-- begin --

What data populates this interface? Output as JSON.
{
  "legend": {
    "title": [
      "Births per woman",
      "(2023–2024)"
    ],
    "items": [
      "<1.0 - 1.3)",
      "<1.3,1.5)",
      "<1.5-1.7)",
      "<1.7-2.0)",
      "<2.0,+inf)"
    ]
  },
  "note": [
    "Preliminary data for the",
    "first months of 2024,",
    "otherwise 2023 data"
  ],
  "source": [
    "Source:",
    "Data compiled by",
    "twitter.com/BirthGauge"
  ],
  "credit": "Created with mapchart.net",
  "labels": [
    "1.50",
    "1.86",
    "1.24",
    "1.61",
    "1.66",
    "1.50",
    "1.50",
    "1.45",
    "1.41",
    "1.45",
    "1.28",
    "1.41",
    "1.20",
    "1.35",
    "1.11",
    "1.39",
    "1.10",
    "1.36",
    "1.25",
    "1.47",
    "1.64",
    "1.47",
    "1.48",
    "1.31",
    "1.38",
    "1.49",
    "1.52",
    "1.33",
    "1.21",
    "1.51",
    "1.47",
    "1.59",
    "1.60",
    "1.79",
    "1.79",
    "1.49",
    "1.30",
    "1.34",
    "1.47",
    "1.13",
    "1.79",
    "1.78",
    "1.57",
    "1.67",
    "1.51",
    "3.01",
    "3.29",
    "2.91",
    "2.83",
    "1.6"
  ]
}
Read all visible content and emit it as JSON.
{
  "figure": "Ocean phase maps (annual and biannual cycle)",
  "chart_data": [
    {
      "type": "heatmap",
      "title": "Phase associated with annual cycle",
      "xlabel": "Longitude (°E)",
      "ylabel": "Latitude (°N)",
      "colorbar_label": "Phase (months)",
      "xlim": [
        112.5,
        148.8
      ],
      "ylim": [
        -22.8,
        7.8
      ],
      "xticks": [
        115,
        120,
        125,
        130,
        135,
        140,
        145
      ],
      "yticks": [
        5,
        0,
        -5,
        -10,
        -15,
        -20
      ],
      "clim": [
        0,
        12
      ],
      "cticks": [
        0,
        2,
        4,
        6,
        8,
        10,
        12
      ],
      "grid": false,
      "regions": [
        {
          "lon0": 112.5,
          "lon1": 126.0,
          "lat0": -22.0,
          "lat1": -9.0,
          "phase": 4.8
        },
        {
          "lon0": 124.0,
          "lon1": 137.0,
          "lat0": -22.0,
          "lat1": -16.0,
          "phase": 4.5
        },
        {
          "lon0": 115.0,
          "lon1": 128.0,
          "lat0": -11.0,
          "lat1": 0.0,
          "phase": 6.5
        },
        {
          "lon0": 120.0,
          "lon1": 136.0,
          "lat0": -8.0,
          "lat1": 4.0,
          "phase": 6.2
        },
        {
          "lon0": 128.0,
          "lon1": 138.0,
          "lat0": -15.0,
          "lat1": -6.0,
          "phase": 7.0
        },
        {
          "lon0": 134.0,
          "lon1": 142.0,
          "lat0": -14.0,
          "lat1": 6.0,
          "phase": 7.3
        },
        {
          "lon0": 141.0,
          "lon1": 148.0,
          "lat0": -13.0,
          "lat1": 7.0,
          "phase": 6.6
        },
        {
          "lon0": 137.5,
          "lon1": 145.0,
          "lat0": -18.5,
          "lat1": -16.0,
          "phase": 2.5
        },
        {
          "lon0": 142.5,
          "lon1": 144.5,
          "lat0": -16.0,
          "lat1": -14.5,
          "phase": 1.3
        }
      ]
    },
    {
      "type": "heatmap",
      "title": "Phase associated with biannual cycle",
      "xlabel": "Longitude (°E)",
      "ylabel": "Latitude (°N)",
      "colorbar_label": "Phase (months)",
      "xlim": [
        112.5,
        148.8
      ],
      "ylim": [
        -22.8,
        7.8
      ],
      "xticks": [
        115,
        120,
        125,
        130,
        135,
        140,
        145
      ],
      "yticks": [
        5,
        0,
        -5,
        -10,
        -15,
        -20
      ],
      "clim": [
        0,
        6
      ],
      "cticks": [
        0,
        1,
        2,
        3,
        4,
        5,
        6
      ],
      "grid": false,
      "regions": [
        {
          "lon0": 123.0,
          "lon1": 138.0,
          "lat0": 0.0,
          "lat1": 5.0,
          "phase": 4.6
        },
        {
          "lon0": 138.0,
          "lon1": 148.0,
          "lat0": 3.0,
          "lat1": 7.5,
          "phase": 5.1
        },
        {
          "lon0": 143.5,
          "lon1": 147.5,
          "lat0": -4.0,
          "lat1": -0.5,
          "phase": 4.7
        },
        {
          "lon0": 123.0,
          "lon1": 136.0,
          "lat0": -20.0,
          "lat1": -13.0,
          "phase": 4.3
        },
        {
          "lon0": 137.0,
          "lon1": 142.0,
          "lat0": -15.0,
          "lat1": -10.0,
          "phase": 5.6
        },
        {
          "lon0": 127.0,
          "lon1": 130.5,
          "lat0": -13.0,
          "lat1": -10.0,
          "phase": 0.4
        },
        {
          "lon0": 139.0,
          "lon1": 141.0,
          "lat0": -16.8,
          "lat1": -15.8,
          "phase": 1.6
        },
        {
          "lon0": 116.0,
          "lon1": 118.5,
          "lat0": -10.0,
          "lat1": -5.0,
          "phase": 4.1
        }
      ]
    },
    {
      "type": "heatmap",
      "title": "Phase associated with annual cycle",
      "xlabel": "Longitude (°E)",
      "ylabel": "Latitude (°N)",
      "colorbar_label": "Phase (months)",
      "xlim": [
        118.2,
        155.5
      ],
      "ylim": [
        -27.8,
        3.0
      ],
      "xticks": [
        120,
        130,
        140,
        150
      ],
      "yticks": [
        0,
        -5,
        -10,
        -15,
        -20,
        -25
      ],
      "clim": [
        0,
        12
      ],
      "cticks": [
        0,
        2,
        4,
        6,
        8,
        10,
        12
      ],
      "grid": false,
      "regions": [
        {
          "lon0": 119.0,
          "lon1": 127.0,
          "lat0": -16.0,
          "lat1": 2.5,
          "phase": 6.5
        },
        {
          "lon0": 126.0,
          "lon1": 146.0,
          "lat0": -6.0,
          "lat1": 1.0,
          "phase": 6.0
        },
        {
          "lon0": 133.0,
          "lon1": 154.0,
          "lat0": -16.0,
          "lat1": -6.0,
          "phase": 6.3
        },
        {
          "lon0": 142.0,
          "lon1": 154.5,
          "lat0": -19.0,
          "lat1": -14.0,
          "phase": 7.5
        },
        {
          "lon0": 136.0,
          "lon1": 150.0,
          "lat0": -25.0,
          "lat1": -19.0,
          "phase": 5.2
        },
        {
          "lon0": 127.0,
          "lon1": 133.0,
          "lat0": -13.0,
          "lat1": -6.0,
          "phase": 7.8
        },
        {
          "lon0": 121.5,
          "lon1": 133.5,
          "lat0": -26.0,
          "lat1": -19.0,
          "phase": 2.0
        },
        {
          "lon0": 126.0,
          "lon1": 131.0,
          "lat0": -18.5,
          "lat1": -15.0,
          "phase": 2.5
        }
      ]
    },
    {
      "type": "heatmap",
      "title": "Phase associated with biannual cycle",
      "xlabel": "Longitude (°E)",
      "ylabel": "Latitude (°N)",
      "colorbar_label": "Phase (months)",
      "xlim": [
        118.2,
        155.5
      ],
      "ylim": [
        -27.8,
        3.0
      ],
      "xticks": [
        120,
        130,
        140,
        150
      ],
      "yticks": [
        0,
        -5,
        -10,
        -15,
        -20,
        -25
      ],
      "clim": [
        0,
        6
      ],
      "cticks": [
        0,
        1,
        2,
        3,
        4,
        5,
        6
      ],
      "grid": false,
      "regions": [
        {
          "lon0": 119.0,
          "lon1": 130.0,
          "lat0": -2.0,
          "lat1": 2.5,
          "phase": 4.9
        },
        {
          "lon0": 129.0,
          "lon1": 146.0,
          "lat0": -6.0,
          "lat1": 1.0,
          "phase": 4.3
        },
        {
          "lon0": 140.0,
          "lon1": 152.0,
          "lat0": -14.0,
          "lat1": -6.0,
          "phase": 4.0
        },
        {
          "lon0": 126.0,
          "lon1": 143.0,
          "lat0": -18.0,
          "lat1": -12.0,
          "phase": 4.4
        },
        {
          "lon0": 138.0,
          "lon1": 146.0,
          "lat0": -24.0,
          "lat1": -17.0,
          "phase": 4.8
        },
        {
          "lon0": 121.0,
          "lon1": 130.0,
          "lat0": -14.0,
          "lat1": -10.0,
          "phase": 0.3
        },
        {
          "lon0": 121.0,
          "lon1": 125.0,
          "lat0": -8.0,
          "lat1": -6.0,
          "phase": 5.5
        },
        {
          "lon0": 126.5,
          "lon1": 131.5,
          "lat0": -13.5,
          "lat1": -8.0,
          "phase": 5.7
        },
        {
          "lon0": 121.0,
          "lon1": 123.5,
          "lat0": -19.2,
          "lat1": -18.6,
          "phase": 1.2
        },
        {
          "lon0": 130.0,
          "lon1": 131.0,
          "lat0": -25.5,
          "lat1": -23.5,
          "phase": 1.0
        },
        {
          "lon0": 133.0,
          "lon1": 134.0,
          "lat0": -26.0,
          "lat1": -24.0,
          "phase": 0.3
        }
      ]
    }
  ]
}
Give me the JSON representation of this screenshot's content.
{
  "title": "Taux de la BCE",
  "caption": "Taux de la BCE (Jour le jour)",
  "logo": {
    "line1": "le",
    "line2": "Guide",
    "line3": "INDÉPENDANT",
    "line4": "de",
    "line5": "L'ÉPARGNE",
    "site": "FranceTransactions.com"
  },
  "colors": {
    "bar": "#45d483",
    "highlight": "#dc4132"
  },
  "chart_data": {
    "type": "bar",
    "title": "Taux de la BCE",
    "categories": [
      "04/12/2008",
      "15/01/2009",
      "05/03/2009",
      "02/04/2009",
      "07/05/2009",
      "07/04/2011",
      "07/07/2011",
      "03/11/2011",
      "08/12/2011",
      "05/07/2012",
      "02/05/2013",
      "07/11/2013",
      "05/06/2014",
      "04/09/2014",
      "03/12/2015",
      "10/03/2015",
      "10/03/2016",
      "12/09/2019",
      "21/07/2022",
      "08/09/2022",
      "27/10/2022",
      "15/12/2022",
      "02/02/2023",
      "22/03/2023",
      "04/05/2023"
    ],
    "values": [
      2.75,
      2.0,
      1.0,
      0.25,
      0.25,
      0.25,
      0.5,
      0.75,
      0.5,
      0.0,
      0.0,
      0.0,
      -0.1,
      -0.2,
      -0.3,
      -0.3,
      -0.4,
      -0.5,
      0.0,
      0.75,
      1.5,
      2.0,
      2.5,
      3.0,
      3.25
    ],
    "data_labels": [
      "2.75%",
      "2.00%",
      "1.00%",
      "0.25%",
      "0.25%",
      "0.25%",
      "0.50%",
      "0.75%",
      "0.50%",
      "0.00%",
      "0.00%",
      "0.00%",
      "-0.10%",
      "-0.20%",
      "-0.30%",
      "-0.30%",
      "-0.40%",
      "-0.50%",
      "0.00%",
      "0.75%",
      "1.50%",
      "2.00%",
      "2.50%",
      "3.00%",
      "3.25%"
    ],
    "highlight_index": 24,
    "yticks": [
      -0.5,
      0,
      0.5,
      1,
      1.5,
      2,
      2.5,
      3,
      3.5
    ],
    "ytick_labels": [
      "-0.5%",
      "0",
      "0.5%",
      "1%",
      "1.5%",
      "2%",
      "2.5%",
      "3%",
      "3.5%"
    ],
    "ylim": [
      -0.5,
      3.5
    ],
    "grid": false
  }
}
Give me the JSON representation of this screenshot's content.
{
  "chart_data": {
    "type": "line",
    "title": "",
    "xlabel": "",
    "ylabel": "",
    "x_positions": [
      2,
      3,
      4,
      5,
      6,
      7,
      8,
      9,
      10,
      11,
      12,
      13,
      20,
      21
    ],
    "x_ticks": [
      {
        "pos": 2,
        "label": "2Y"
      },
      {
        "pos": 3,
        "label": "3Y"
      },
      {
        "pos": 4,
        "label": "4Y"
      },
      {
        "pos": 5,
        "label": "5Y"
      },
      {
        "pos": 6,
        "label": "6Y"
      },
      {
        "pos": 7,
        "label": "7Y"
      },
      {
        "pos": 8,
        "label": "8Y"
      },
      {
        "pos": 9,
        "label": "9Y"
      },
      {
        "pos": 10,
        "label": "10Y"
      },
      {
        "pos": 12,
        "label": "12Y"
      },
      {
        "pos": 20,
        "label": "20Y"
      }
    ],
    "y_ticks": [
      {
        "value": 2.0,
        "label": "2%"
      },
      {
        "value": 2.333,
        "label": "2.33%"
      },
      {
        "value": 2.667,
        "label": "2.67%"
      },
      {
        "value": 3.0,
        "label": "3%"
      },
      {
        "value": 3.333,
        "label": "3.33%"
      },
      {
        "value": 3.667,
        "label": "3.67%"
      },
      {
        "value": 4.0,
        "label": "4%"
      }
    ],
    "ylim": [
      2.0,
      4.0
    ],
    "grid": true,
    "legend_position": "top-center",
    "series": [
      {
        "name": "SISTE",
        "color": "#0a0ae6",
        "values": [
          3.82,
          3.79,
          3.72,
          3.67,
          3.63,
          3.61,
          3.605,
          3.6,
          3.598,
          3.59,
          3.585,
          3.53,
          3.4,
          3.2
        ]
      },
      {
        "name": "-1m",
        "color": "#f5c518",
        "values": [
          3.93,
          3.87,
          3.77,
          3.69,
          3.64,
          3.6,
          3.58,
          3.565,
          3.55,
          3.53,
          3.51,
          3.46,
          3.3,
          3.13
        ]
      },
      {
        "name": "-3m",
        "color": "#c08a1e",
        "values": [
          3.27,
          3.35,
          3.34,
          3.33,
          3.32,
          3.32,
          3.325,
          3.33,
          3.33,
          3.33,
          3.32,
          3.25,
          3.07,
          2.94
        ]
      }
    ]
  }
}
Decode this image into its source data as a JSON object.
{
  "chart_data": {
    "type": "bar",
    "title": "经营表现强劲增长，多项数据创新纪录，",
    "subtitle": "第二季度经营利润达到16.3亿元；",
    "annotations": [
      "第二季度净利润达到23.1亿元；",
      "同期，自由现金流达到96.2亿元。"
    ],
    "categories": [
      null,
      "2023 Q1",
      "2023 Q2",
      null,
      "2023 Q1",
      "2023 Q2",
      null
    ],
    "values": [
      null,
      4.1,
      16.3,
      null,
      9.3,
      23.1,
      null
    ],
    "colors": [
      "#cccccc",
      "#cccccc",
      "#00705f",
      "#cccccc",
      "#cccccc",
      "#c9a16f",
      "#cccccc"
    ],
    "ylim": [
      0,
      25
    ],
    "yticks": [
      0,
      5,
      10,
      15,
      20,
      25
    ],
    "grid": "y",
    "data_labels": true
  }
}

-- end --

What the task asks:
Among the lines above, determine how many hold the word "Taux"; report the figure alone.

Exercise solution:
3